▶ EXERCÍCIO PROPOSTO 1:
Responda, com base no trecho sobre a homenagem ao Bando da Lua no Fluminense:
(a) Em que dia da semana e em que data ocorreu o chá dançante?
(b) Quem foram os convidados especiais da homenagem?
(c) Por qual nome era referido o número de Eduardo Nadruz?
▶ EXERCÍCIO PROPOSTO 2: Prossiga o trecho sobre a homenagem ao Bando da Lua no Fluminense a partir da última frase.

▶ TRECHO DO DOCUMENTO:

Em meio aos ensaios ainda houve tempo para Bibi participar de outro evento, este no então prestigiosíssimo Fluminense Futebol Club. O centro recreativo, pertencente ao time de futebol, era na época uma casa noturna das mais bem-freqüentadas do Rio e possuidora de uma eclética agenda cultural, com bailes e festas para todos os públicos, dividida pelos dias da semana. Martha Eggerth e Jan Kiepura lá estiveram no fim de agosto e na quinta-feira, dia 26 de setembro, uma chá dançante ocorreu para homenagear os integrantes do Bando da Lua, tendo como convidados especiais Dulcina e Odilon. Participaram da homenagem Bibi, a cantora e ex-miss Ipanema Laura Suarez, Linda Baptista, Grande Otelo, Carlos Galhardo, o intérprete de canções internacionais Edgar Lafourcade, o Quarteto de Bronze, novíssimo conjunto musical feminino, o radialista e comediante Silvino Neto (pai do comediante Paulo Silvino), o compositor Arthur Costa, parceiro de Noel, e o brilhante gaitista Eduardo Nadruz, cujo número era referido por "Edú e suas gaitas", estando ele em início de carreira mas já reconhecido por seu imenso talento, entre outros. Infelizmente não encontrei nos jornais quaisquer comentários sobre o decorrer da festa, e os números apresentados. Foi o primeiro encontro artístico, de muitos que viriam no futuro, entre Bibi e Grande Otelo.

▶ BLOCO DE DADOS:
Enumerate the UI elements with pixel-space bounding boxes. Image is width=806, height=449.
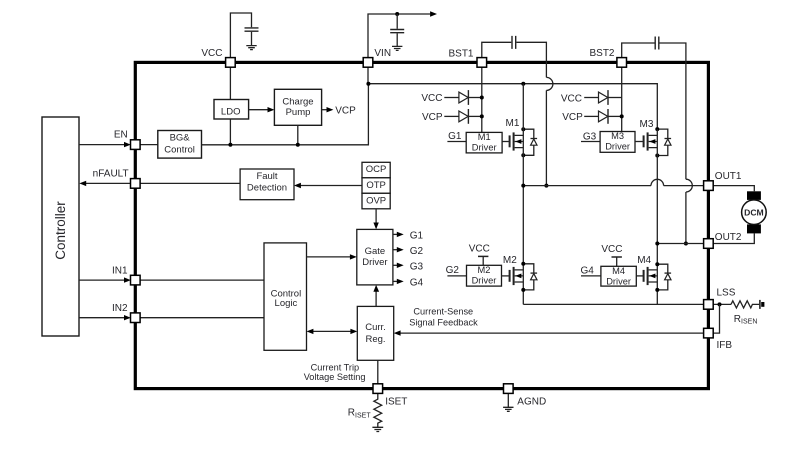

▶ RESPOSTA 1:
(a) Numa quinta-feira, dia 26 de setembro.
(b) Dulcina e Odilon.
(c) "Edú e suas gaitas".

▶ RESPOSTA 2:
 |
Correio da Manhã, 24/9/40 |
Os ingressos
para o dia 30 se esgotaram e a Rádio Cruzeiro do Sul, PRD 2, anunciou sua
transmissão ao vivo. Entre os presentes estavam Darcy Vargas e alguns de seus familiares, o prefeito
Henrique Dodsworth, Geoffrey Knox, embaixador da Inglaterra, Jefferson Caffery,
embaixador dos Estados Unidos e mais uma série de figuras proeminentes do corpo
diplomático. (O Jornal, 4/10/40) A "Batalha da Inglaterra" e seus terríveis embates estavam na ordem do dia e as colônias de todos os países que vinham contabilizando feridos e vítimas nos ataques alemães estiveram em peso no Municipal. Foi um
grande sucesso. “Trata-se de uma revista que é um conjunto de arte e beleza”,
disse o Jornal do Brasil, que fez bom
apanhado do espetáculo. A posteridade agradece:
O primeiro número, verdadeiro triunfo,
representa um bar em que está sendo "misturado" o Carioca Cocktail. A
"theme colour", em homenagem ao Brasil, foi verde e amarelo e tanto
os cenários como os vestidos realçam a beleza e a mocidade das bailarinas. Segue-se
com pleno êxito o Quarteto em Azul, com Margaret Quick ao piano — já muito
conhecido no programa de rádio “Variedades Britânicas”, que dentro em breve
voltará ao ar, e o recital de acordeon por Miss Brooker, que muito agrada.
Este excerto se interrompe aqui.